REQUIRED TASK
Narrow the data below down to the lines containing "subtitle".

MATERIAL SHOWN

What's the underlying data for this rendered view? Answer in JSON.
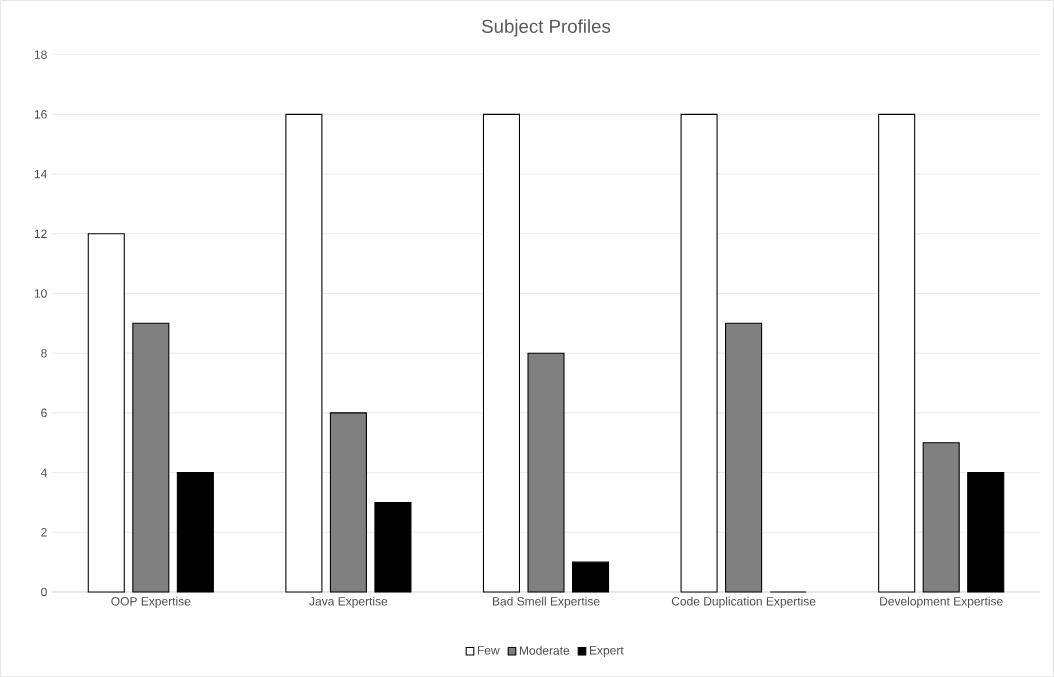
{
  "chart_data": {
    "type": "bar",
    "title": "Subject Profiles",
    "categories": [
      "OOP Expertise",
      "Java Expertise",
      "Bad Smell Expertise",
      "Code Duplication Expertise",
      "Development Expertise"
    ],
    "series": [
      {
        "name": "Few",
        "color": "#ffffff",
        "values": [
          12,
          16,
          16,
          16,
          16
        ]
      },
      {
        "name": "Moderate",
        "color": "#808080",
        "values": [
          9,
          6,
          8,
          9,
          5
        ]
      },
      {
        "name": "Expert",
        "color": "#000000",
        "values": [
          4,
          3,
          1,
          0,
          4
        ]
      }
    ],
    "ylim": [
      0,
      18
    ],
    "yticks": [
      0,
      2,
      4,
      6,
      8,
      10,
      12,
      14,
      16,
      18
    ],
    "grid": "y",
    "legend": "bottom"
  }
}
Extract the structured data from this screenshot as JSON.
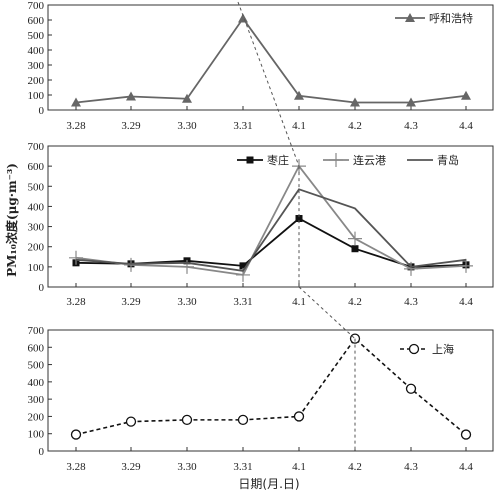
{
  "chart_data": [
    {
      "type": "line",
      "categories": [
        "3.28",
        "3.29",
        "3.30",
        "3.31",
        "4.1",
        "4.2",
        "4.3",
        "4.4"
      ],
      "ylim": [
        0,
        700
      ],
      "yticks": [
        0,
        100,
        200,
        300,
        400,
        500,
        600,
        700
      ],
      "legend_position": "top-right",
      "series": [
        {
          "name": "呼和浩特",
          "marker": "triangle",
          "line": "solid",
          "color": "#666666",
          "values": [
            50,
            90,
            75,
            610,
            95,
            50,
            50,
            95
          ]
        }
      ]
    },
    {
      "type": "line",
      "categories": [
        "3.28",
        "3.29",
        "3.30",
        "3.31",
        "4.1",
        "4.2",
        "4.3",
        "4.4"
      ],
      "ylim": [
        0,
        700
      ],
      "yticks": [
        0,
        100,
        200,
        300,
        400,
        500,
        600,
        700
      ],
      "legend_position": "top-right",
      "series": [
        {
          "name": "枣庄",
          "marker": "square",
          "line": "solid",
          "color": "#111111",
          "values": [
            120,
            115,
            130,
            105,
            340,
            190,
            100,
            110
          ]
        },
        {
          "name": "连云港",
          "marker": "plus",
          "line": "solid",
          "color": "#888888",
          "values": [
            145,
            110,
            100,
            60,
            600,
            240,
            90,
            105
          ]
        },
        {
          "name": "青岛",
          "marker": "none",
          "line": "solid",
          "color": "#555555",
          "values": [
            135,
            115,
            120,
            80,
            485,
            390,
            100,
            135
          ]
        }
      ]
    },
    {
      "type": "line",
      "categories": [
        "3.28",
        "3.29",
        "3.30",
        "3.31",
        "4.1",
        "4.2",
        "4.3",
        "4.4"
      ],
      "ylim": [
        0,
        700
      ],
      "yticks": [
        0,
        100,
        200,
        300,
        400,
        500,
        600,
        700
      ],
      "legend_position": "top-right",
      "series": [
        {
          "name": "上海",
          "marker": "circle",
          "line": "dashed",
          "color": "#111111",
          "values": [
            95,
            170,
            180,
            180,
            200,
            650,
            360,
            95
          ]
        }
      ]
    }
  ],
  "ylabel": "PM₁₀浓度(μg·m⁻³)",
  "xlabel": "日期(月.日)"
}
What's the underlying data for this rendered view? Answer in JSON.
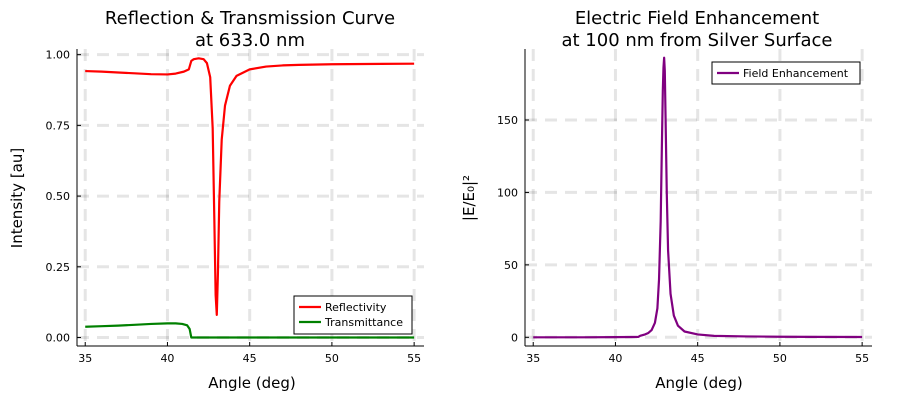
{
  "chart_data": [
    {
      "type": "line",
      "title": "Reflection & Transmission Curve",
      "subtitle": "at 633.0 nm",
      "xlabel": "Angle (deg)",
      "ylabel": "Intensity [au]",
      "xlim": [
        34.5,
        55.6
      ],
      "ylim": [
        -0.03,
        1.02
      ],
      "xticks": [
        35,
        40,
        45,
        50,
        55
      ],
      "xtick_labels": [
        "35",
        "40",
        "45",
        "50",
        "55"
      ],
      "yticks": [
        0,
        0.25,
        0.5,
        0.75,
        1.0
      ],
      "ytick_labels": [
        "0.00",
        "0.25",
        "0.50",
        "0.75",
        "1.00"
      ],
      "grid": true,
      "legend_position": "bottom-right",
      "series": [
        {
          "name": "Reflectivity",
          "color": "#ff0000",
          "points": [
            [
              35,
              0.942
            ],
            [
              36,
              0.94
            ],
            [
              37,
              0.937
            ],
            [
              38,
              0.934
            ],
            [
              39,
              0.931
            ],
            [
              40,
              0.93
            ],
            [
              40.5,
              0.933
            ],
            [
              41,
              0.94
            ],
            [
              41.3,
              0.948
            ],
            [
              41.45,
              0.978
            ],
            [
              41.6,
              0.984
            ],
            [
              41.9,
              0.987
            ],
            [
              42.2,
              0.984
            ],
            [
              42.4,
              0.97
            ],
            [
              42.6,
              0.92
            ],
            [
              42.75,
              0.74
            ],
            [
              42.85,
              0.42
            ],
            [
              42.93,
              0.15
            ],
            [
              43.0,
              0.08
            ],
            [
              43.07,
              0.23
            ],
            [
              43.15,
              0.48
            ],
            [
              43.3,
              0.7
            ],
            [
              43.5,
              0.82
            ],
            [
              43.8,
              0.89
            ],
            [
              44.2,
              0.925
            ],
            [
              45,
              0.948
            ],
            [
              46,
              0.958
            ],
            [
              47,
              0.962
            ],
            [
              48,
              0.964
            ],
            [
              50,
              0.966
            ],
            [
              52,
              0.967
            ],
            [
              55,
              0.968
            ]
          ]
        },
        {
          "name": "Transmittance",
          "color": "#008000",
          "points": [
            [
              35,
              0.038
            ],
            [
              36,
              0.04
            ],
            [
              37,
              0.042
            ],
            [
              38,
              0.045
            ],
            [
              39,
              0.048
            ],
            [
              40,
              0.05
            ],
            [
              40.5,
              0.05
            ],
            [
              40.9,
              0.048
            ],
            [
              41.2,
              0.043
            ],
            [
              41.35,
              0.03
            ],
            [
              41.45,
              0.0
            ],
            [
              42,
              0.0
            ],
            [
              45,
              0.0
            ],
            [
              50,
              0.0
            ],
            [
              55,
              0.0
            ]
          ]
        }
      ]
    },
    {
      "type": "line",
      "title": "Electric Field Enhancement",
      "subtitle": "at 100 nm from Silver Surface",
      "xlabel": "Angle (deg)",
      "ylabel": "|E/E₀|²",
      "xlim": [
        34.5,
        55.6
      ],
      "ylim": [
        -6,
        199
      ],
      "xticks": [
        35,
        40,
        45,
        50,
        55
      ],
      "xtick_labels": [
        "35",
        "40",
        "45",
        "50",
        "55"
      ],
      "yticks": [
        0,
        50,
        100,
        150
      ],
      "ytick_labels": [
        "0",
        "50",
        "100",
        "150"
      ],
      "grid": true,
      "legend_position": "top-right",
      "series": [
        {
          "name": "Field Enhancement",
          "color": "#800080",
          "points": [
            [
              35,
              0.0
            ],
            [
              38,
              0.0
            ],
            [
              40,
              0.1
            ],
            [
              41,
              0.2
            ],
            [
              41.4,
              0.3
            ],
            [
              41.5,
              1.0
            ],
            [
              41.8,
              2.0
            ],
            [
              42.0,
              3.0
            ],
            [
              42.2,
              5.0
            ],
            [
              42.4,
              10.0
            ],
            [
              42.55,
              20.0
            ],
            [
              42.65,
              40.0
            ],
            [
              42.75,
              80.0
            ],
            [
              42.82,
              130.0
            ],
            [
              42.88,
              170.0
            ],
            [
              42.92,
              186.0
            ],
            [
              42.96,
              193.0
            ],
            [
              43.0,
              184.0
            ],
            [
              43.05,
              150.0
            ],
            [
              43.12,
              100.0
            ],
            [
              43.2,
              60.0
            ],
            [
              43.35,
              30.0
            ],
            [
              43.55,
              15.0
            ],
            [
              43.8,
              8.0
            ],
            [
              44.2,
              4.0
            ],
            [
              45,
              2.0
            ],
            [
              46,
              1.0
            ],
            [
              48,
              0.6
            ],
            [
              50,
              0.4
            ],
            [
              52,
              0.3
            ],
            [
              55,
              0.2
            ]
          ]
        }
      ]
    }
  ]
}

WRITTEN ANSWER
      "subtitle": "at 633.0 nm",
      "subtitle": "at 100 nm from Silver Surface",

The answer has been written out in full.